* begin *
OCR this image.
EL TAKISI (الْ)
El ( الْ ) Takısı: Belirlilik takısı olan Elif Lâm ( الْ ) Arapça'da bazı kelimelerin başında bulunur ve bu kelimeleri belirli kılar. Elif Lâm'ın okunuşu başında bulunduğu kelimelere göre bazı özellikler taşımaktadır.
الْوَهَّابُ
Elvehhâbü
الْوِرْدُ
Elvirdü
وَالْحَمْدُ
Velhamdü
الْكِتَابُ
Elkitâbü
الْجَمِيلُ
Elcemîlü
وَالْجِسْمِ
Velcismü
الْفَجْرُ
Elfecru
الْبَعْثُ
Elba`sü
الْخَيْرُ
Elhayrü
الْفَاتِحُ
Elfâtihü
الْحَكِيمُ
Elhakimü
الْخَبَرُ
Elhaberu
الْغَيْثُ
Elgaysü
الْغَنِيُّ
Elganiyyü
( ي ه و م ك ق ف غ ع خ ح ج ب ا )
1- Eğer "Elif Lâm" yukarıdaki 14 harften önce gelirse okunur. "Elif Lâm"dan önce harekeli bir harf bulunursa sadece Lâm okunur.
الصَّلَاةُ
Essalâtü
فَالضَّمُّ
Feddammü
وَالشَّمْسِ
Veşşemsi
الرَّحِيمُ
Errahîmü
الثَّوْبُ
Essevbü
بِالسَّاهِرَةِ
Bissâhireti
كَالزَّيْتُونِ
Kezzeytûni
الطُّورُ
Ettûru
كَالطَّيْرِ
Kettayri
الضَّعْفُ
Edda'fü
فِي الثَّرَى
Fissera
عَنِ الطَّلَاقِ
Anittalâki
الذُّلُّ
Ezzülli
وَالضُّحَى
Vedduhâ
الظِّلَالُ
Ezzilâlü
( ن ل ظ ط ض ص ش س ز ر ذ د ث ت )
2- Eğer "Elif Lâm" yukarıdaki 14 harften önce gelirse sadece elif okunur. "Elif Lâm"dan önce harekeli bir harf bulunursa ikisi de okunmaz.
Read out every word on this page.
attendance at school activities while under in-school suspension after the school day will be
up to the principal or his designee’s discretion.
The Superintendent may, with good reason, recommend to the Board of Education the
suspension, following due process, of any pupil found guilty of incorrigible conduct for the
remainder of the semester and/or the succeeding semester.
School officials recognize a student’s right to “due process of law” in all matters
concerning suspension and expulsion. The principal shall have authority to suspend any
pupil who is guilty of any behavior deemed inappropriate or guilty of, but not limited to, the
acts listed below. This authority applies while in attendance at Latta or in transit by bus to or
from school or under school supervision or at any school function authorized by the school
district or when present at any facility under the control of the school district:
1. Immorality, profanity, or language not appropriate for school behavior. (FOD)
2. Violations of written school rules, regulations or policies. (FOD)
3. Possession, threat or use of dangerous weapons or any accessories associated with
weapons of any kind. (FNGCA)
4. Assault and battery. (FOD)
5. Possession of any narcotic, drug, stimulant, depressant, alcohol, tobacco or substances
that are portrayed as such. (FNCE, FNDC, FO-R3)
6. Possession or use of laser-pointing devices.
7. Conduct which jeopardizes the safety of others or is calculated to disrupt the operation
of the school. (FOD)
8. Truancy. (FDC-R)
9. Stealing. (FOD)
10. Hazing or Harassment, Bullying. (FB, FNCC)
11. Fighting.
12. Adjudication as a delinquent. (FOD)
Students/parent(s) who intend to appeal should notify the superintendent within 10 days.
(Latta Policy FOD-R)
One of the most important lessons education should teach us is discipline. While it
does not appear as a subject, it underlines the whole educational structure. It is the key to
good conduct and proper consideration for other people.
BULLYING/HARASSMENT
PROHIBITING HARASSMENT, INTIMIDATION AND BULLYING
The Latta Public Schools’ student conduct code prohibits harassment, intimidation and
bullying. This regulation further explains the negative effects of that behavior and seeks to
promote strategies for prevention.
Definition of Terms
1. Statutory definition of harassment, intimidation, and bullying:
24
* end *
# Exercise
Word for word, extract all the records.

# Problem solution
OCR this image.
EL TAKISI (الْ)
El ( الْ ) Takısı: Belirlilik takısı olan Elif Lâm ( الْ ) Arapça'da bazı kelimelerin başında bulunur ve bu kelimeleri belirli kılar. Elif Lâm'ın okunuşu başında bulunduğu kelimelere göre bazı özellikler taşımaktadır.
الْوَهَّابُ
Elvehhâbü
الْوِرْدُ
Elvirdü
وَالْحَمْدُ
Velhamdü
الْكِتَابُ
Elkitâbü
الْجَمِيلُ
Elcemîlü
وَالْجِسْمِ
Velcismü
الْفَجْرُ
Elfecru
الْبَعْثُ
Elba`sü
الْخَيْرُ
Elhayrü
الْفَاتِحُ
Elfâtihü
الْحَكِيمُ
Elhakimü
الْخَبَرُ
Elhaberu
الْغَيْثُ
Elgaysü
الْغَنِيُّ
Elganiyyü
( ي ه و م ك ق ف غ ع خ ح ج ب ا )
1- Eğer "Elif Lâm" yukarıdaki 14 harften önce gelirse okunur. "Elif Lâm"dan önce harekeli bir harf bulunursa sadece Lâm okunur.
الصَّلَاةُ
Essalâtü
فَالضَّمُّ
Feddammü
وَالشَّمْسِ
Veşşemsi
الرَّحِيمُ
Errahîmü
الثَّوْبُ
Essevbü
بِالسَّاهِرَةِ
Bissâhireti
كَالزَّيْتُونِ
Kezzeytûni
الطُّورُ
Ettûru
كَالطَّيْرِ
Kettayri
الضَّعْفُ
Edda'fü
فِي الثَّرَى
Fissera
عَنِ الطَّلَاقِ
Anittalâki
الذُّلُّ
Ezzülli
وَالضُّحَى
Vedduhâ
الظِّلَالُ
Ezzilâlü
( ن ل ظ ط ض ص ش س ز ر ذ د ث ت )
2- Eğer "Elif Lâm" yukarıdaki 14 harften önce gelirse sadece elif okunur. "Elif Lâm"dan önce harekeli bir harf bulunursa ikisi de okunmaz.
Read out every word on this page.
attendance at school activities while under in-school suspension after the school day will be
up to the principal or his designee’s discretion.
The Superintendent may, with good reason, recommend to the Board of Education the
suspension, following due process, of any pupil found guilty of incorrigible conduct for the
remainder of the semester and/or the succeeding semester.
School officials recognize a student’s right to “due process of law” in all matters
concerning suspension and expulsion. The principal shall have authority to suspend any
pupil who is guilty of any behavior deemed inappropriate or guilty of, but not limited to, the
acts listed below. This authority applies while in attendance at Latta or in transit by bus to or
from school or under school supervision or at any school function authorized by the school
district or when present at any facility under the control of the school district:
1. Immorality, profanity, or language not appropriate for school behavior. (FOD)
2. Violations of written school rules, regulations or policies. (FOD)
3. Possession, threat or use of dangerous weapons or any accessories associated with
weapons of any kind. (FNGCA)
4. Assault and battery. (FOD)
5. Possession of any narcotic, drug, stimulant, depressant, alcohol, tobacco or substances
that are portrayed as such. (FNCE, FNDC, FO-R3)
6. Possession or use of laser-pointing devices.
7. Conduct which jeopardizes the safety of others or is calculated to disrupt the operation
of the school. (FOD)
8. Truancy. (FDC-R)
9. Stealing. (FOD)
10. Hazing or Harassment, Bullying. (FB, FNCC)
11. Fighting.
12. Adjudication as a delinquent. (FOD)
Students/parent(s) who intend to appeal should notify the superintendent within 10 days.
(Latta Policy FOD-R)
One of the most important lessons education should teach us is discipline. While it
does not appear as a subject, it underlines the whole educational structure. It is the key to
good conduct and proper consideration for other people.
BULLYING/HARASSMENT
PROHIBITING HARASSMENT, INTIMIDATION AND BULLYING
The Latta Public Schools’ student conduct code prohibits harassment, intimidation and
bullying. This regulation further explains the negative effects of that behavior and seeks to
promote strategies for prevention.
Definition of Terms
1. Statutory definition of harassment, intimidation, and bullying:
24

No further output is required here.